Copy out the entries below precisely; nothing is to be omitted.

====== INPUT MATERIAL ======

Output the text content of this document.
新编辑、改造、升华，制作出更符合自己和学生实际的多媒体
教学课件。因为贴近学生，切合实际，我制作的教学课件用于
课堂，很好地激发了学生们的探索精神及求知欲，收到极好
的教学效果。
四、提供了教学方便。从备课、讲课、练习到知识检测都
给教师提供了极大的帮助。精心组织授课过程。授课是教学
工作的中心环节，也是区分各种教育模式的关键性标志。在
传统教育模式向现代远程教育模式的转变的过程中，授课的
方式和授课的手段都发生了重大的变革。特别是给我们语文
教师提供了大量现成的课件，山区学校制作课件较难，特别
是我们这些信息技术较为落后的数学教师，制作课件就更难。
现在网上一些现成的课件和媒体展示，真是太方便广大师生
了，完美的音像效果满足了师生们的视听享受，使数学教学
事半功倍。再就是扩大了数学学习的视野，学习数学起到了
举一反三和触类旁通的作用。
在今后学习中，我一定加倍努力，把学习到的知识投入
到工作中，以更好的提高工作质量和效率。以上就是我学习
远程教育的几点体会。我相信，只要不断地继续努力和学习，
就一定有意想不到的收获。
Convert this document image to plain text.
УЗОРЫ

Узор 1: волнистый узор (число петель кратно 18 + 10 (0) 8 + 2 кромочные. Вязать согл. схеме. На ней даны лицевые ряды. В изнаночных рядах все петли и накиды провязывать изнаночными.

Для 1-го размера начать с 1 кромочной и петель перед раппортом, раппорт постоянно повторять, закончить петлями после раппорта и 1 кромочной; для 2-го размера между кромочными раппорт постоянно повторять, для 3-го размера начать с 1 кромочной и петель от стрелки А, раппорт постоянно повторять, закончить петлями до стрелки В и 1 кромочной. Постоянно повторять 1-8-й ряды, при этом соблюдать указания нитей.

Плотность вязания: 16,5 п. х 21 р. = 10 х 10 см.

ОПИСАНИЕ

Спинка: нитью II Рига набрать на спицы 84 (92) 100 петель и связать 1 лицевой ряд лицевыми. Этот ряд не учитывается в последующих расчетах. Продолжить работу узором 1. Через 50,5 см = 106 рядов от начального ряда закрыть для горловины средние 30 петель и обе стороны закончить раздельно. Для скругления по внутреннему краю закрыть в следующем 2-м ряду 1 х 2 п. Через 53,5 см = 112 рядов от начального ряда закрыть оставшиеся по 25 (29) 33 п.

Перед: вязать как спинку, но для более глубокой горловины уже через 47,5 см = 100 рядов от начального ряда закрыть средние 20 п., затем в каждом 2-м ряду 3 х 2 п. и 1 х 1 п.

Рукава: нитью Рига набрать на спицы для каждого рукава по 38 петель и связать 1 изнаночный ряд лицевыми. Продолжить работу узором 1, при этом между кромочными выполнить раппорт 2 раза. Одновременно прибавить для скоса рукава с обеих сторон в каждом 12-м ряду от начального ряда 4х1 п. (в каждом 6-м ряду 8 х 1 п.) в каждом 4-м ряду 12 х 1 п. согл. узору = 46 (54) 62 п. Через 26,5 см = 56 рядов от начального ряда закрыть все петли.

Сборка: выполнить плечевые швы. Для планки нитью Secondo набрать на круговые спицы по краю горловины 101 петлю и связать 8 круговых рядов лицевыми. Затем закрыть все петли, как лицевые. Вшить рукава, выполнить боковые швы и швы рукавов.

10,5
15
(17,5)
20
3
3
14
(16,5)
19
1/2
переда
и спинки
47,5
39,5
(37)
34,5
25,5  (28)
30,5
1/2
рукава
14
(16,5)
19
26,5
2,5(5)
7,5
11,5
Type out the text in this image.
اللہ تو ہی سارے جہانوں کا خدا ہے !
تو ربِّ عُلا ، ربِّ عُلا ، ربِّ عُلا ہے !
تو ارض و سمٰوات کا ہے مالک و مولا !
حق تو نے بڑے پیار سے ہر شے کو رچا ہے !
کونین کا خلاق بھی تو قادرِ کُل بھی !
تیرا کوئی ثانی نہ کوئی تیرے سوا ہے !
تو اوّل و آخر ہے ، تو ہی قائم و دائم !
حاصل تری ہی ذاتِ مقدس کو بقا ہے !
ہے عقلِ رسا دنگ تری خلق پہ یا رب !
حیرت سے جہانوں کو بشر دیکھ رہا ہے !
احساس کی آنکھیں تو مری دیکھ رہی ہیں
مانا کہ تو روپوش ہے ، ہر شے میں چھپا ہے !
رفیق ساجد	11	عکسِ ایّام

======

__COMPLETE ANSWER__
Output the text content of this document.
新编辑、改造、升华，制作出更符合自己和学生实际的多媒体
教学课件。因为贴近学生，切合实际，我制作的教学课件用于
课堂，很好地激发了学生们的探索精神及求知欲，收到极好
的教学效果。
四、提供了教学方便。从备课、讲课、练习到知识检测都
给教师提供了极大的帮助。精心组织授课过程。授课是教学
工作的中心环节，也是区分各种教育模式的关键性标志。在
传统教育模式向现代远程教育模式的转变的过程中，授课的
方式和授课的手段都发生了重大的变革。特别是给我们语文
教师提供了大量现成的课件，山区学校制作课件较难，特别
是我们这些信息技术较为落后的数学教师，制作课件就更难。
现在网上一些现成的课件和媒体展示，真是太方便广大师生
了，完美的音像效果满足了师生们的视听享受，使数学教学
事半功倍。再就是扩大了数学学习的视野，学习数学起到了
举一反三和触类旁通的作用。
在今后学习中，我一定加倍努力，把学习到的知识投入
到工作中，以更好的提高工作质量和效率。以上就是我学习
远程教育的几点体会。我相信，只要不断地继续努力和学习，
就一定有意想不到的收获。
Convert this document image to plain text.
УЗОРЫ

Узор 1: волнистый узор (число петель кратно 18 + 10 (0) 8 + 2 кромочные. Вязать согл. схеме. На ней даны лицевые ряды. В изнаночных рядах все петли и накиды провязывать изнаночными.

Для 1-го размера начать с 1 кромочной и петель перед раппортом, раппорт постоянно повторять, закончить петлями после раппорта и 1 кромочной; для 2-го размера между кромочными раппорт постоянно повторять, для 3-го размера начать с 1 кромочной и петель от стрелки А, раппорт постоянно повторять, закончить петлями до стрелки В и 1 кромочной. Постоянно повторять 1-8-й ряды, при этом соблюдать указания нитей.

Плотность вязания: 16,5 п. х 21 р. = 10 х 10 см.

ОПИСАНИЕ

Спинка: нитью II Рига набрать на спицы 84 (92) 100 петель и связать 1 лицевой ряд лицевыми. Этот ряд не учитывается в последующих расчетах. Продолжить работу узором 1. Через 50,5 см = 106 рядов от начального ряда закрыть для горловины средние 30 петель и обе стороны закончить раздельно. Для скругления по внутреннему краю закрыть в следующем 2-м ряду 1 х 2 п. Через 53,5 см = 112 рядов от начального ряда закрыть оставшиеся по 25 (29) 33 п.

Перед: вязать как спинку, но для более глубокой горловины уже через 47,5 см = 100 рядов от начального ряда закрыть средние 20 п., затем в каждом 2-м ряду 3 х 2 п. и 1 х 1 п.

Рукава: нитью Рига набрать на спицы для каждого рукава по 38 петель и связать 1 изнаночный ряд лицевыми. Продолжить работу узором 1, при этом между кромочными выполнить раппорт 2 раза. Одновременно прибавить для скоса рукава с обеих сторон в каждом 12-м ряду от начального ряда 4х1 п. (в каждом 6-м ряду 8 х 1 п.) в каждом 4-м ряду 12 х 1 п. согл. узору = 46 (54) 62 п. Через 26,5 см = 56 рядов от начального ряда закрыть все петли.

Сборка: выполнить плечевые швы. Для планки нитью Secondo набрать на круговые спицы по краю горловины 101 петлю и связать 8 круговых рядов лицевыми. Затем закрыть все петли, как лицевые. Вшить рукава, выполнить боковые швы и швы рукавов.

10,5
15
(17,5)
20
3
3
14
(16,5)
19
1/2
переда
и спинки
47,5
39,5
(37)
34,5
25,5  (28)
30,5
1/2
рукава
14
(16,5)
19
26,5
2,5(5)
7,5
11,5
Type out the text in this image.
اللہ تو ہی سارے جہانوں کا خدا ہے !
تو ربِّ عُلا ، ربِّ عُلا ، ربِّ عُلا ہے !
تو ارض و سمٰوات کا ہے مالک و مولا !
حق تو نے بڑے پیار سے ہر شے کو رچا ہے !
کونین کا خلاق بھی تو قادرِ کُل بھی !
تیرا کوئی ثانی نہ کوئی تیرے سوا ہے !
تو اوّل و آخر ہے ، تو ہی قائم و دائم !
حاصل تری ہی ذاتِ مقدس کو بقا ہے !
ہے عقلِ رسا دنگ تری خلق پہ یا رب !
حیرت سے جہانوں کو بشر دیکھ رہا ہے !
احساس کی آنکھیں تو مری دیکھ رہی ہیں
مانا کہ تو روپوش ہے ، ہر شے میں چھپا ہے !
رفیق ساجد	11	عکسِ ایّام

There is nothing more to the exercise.